*** Opening of Reading passage ***

BY JOE TYRRELL
NEWJERSEYNEWSROOM.COM
MOVIE REVIEW
Kevin Smith's "Red State" presents a New Jerseyan's view of the middle of this great country of ours: better fly over, because it's scary out there.
Finally making its way into theaters after months of other circulation and promotion, "Red State" has attracted some notable actors — John Goodman, Melissa Leo, Michael Parks — to what is billed as a horror movie.
There are some horrible things in the Texas-ish hick town (actually California) at the center of the action. But they come out of the mouths and guns of murderous Christians and careerist lawmen. One side uses Jesus, the other side Terrorism, but they both rationalize evil.
A project that has been in the works for five years, written, directed and ultimately distributed by Smith, "Red State" still has an unfinished feel. Dispensing with slashers to focus on real inhumanity, the Red Bank auteur serves up a lot of ideas, but he hasn't baked them all.
From the start, "Red State" gives the nagging sense that you've missed something. That's just like high school student Travis (Michael Angarano), late for class after being slowed by anti-gay demonstrators protesting at the funeral of a murdered homosexual. Who are any of these people?
Never mind, Travis and his pals Jared (Kyle Gallner) and Billy-Ray (Nicholas Braun) have made an internet appointment with presumed prostitute Sarah (Leo), and show up at her trailer expecting sex. But she has a requirement: start drinking.

*** Close of Reading passage ***
*** Opening of Raw data ***

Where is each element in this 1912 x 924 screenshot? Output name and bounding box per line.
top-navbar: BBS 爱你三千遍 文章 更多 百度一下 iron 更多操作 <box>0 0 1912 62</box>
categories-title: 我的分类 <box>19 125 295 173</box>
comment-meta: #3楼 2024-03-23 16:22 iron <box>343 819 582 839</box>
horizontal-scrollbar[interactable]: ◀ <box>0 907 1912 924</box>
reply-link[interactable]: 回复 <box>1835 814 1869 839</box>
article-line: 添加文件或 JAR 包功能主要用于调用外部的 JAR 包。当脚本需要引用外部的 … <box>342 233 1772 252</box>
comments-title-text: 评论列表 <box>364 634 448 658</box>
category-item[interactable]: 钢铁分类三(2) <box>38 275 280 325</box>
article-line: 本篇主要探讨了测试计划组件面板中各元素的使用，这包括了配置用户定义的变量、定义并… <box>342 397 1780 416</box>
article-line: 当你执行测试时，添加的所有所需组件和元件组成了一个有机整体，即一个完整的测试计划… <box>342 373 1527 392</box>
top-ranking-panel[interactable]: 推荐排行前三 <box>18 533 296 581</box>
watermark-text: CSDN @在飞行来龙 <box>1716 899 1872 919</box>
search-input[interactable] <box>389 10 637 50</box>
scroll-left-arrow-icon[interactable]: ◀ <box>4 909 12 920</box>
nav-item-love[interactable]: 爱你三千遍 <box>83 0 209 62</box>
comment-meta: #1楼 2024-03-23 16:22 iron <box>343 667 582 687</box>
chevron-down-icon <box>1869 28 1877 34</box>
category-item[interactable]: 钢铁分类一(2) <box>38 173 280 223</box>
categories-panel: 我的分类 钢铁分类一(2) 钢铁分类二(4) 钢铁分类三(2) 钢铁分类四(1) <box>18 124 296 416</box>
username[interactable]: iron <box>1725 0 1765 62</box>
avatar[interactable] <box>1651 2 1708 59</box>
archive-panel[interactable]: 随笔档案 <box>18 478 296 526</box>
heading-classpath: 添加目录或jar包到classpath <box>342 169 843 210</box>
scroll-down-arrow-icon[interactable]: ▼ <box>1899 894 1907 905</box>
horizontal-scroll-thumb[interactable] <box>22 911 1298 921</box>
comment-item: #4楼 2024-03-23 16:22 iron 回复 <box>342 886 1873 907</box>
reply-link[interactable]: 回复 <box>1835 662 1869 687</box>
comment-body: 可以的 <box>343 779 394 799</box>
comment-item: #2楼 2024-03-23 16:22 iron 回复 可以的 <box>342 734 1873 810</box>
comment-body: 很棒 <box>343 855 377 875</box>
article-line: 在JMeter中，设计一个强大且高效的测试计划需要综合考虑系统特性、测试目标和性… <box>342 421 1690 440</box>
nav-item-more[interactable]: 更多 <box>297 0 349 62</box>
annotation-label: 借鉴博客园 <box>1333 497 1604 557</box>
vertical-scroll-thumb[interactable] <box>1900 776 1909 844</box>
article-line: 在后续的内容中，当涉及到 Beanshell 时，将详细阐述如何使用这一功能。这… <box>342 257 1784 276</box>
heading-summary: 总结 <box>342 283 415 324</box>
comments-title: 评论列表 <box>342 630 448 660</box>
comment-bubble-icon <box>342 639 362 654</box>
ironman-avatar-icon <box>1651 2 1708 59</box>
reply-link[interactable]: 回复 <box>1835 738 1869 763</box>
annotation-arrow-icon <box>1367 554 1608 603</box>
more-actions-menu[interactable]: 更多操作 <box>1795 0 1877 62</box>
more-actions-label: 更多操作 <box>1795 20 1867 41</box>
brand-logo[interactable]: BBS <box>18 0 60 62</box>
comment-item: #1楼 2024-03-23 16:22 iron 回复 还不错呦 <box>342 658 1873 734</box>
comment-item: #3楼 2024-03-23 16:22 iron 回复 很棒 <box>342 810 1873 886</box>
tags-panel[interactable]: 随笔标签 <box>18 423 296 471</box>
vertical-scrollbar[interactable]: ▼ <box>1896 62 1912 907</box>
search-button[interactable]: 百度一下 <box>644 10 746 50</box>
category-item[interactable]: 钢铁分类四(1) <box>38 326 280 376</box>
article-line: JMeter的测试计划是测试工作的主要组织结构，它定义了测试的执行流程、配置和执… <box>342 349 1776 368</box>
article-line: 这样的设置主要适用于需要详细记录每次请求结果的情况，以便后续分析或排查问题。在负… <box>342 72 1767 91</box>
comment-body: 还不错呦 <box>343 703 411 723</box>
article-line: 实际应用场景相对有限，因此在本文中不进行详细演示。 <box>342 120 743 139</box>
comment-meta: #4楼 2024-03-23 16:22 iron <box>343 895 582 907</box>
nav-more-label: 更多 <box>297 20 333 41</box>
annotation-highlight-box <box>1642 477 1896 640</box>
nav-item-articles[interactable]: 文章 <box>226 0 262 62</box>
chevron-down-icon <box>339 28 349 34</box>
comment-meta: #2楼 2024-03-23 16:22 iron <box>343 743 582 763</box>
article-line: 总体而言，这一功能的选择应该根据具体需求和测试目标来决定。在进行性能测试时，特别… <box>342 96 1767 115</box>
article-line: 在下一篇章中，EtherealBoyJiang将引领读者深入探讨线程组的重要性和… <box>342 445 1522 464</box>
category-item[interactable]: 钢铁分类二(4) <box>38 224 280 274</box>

*** Close of Raw data ***

*Your task*:
Copy the movie review from "There are some" to "baked them all.", substituting "cruelty" for "inhumanity".

*Response for this exercise*:
There are some horrible things in the Texas-ish hick town (actually California) at the center of the action. But they come out of the mouths and guns of murderous Christians and careerist lawmen. One side uses Jesus, the other side Terrorism, but they both rationalize evil.
A project that has been in the works for five years, written, directed and ultimately distributed by Smith, "Red State" still has an unfinished feel. Dispensing with slashers to focus on real cruelty, the Red Bank auteur serves up a lot of ideas, but he hasn't baked them all.